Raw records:
━━━━━━━━━━━━━━━━━━━━

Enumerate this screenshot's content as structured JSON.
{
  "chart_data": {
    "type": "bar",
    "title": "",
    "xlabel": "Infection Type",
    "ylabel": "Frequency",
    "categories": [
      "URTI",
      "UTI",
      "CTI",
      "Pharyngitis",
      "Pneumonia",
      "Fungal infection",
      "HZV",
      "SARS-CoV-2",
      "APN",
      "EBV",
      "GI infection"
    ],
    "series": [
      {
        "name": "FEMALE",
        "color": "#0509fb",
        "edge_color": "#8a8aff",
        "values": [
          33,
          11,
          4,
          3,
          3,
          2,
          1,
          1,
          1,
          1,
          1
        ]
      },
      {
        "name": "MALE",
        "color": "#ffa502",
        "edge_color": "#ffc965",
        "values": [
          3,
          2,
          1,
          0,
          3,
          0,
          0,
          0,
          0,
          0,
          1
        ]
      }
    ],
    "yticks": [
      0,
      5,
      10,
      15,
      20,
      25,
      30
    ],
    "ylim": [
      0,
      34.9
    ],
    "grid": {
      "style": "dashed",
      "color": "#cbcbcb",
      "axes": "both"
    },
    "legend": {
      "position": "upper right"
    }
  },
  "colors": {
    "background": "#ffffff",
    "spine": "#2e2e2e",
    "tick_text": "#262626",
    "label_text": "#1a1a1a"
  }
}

━━━━━━━━━━━━━━━━━━━━

## TASK INSTRUCTIONS
Copy out all the entries shown above, character for character.

## EXERCISE RESULT
Enumerate this screenshot's content as structured JSON.
{
  "chart_data": {
    "type": "bar",
    "title": "",
    "xlabel": "Infection Type",
    "ylabel": "Frequency",
    "categories": [
      "URTI",
      "UTI",
      "CTI",
      "Pharyngitis",
      "Pneumonia",
      "Fungal infection",
      "HZV",
      "SARS-CoV-2",
      "APN",
      "EBV",
      "GI infection"
    ],
    "series": [
      {
        "name": "FEMALE",
        "color": "#0509fb",
        "edge_color": "#8a8aff",
        "values": [
          33,
          11,
          4,
          3,
          3,
          2,
          1,
          1,
          1,
          1,
          1
        ]
      },
      {
        "name": "MALE",
        "color": "#ffa502",
        "edge_color": "#ffc965",
        "values": [
          3,
          2,
          1,
          0,
          3,
          0,
          0,
          0,
          0,
          0,
          1
        ]
      }
    ],
    "yticks": [
      0,
      5,
      10,
      15,
      20,
      25,
      30
    ],
    "ylim": [
      0,
      34.9
    ],
    "grid": {
      "style": "dashed",
      "color": "#cbcbcb",
      "axes": "both"
    },
    "legend": {
      "position": "upper right"
    }
  },
  "colors": {
    "background": "#ffffff",
    "spine": "#2e2e2e",
    "tick_text": "#262626",
    "label_text": "#1a1a1a"
  }
}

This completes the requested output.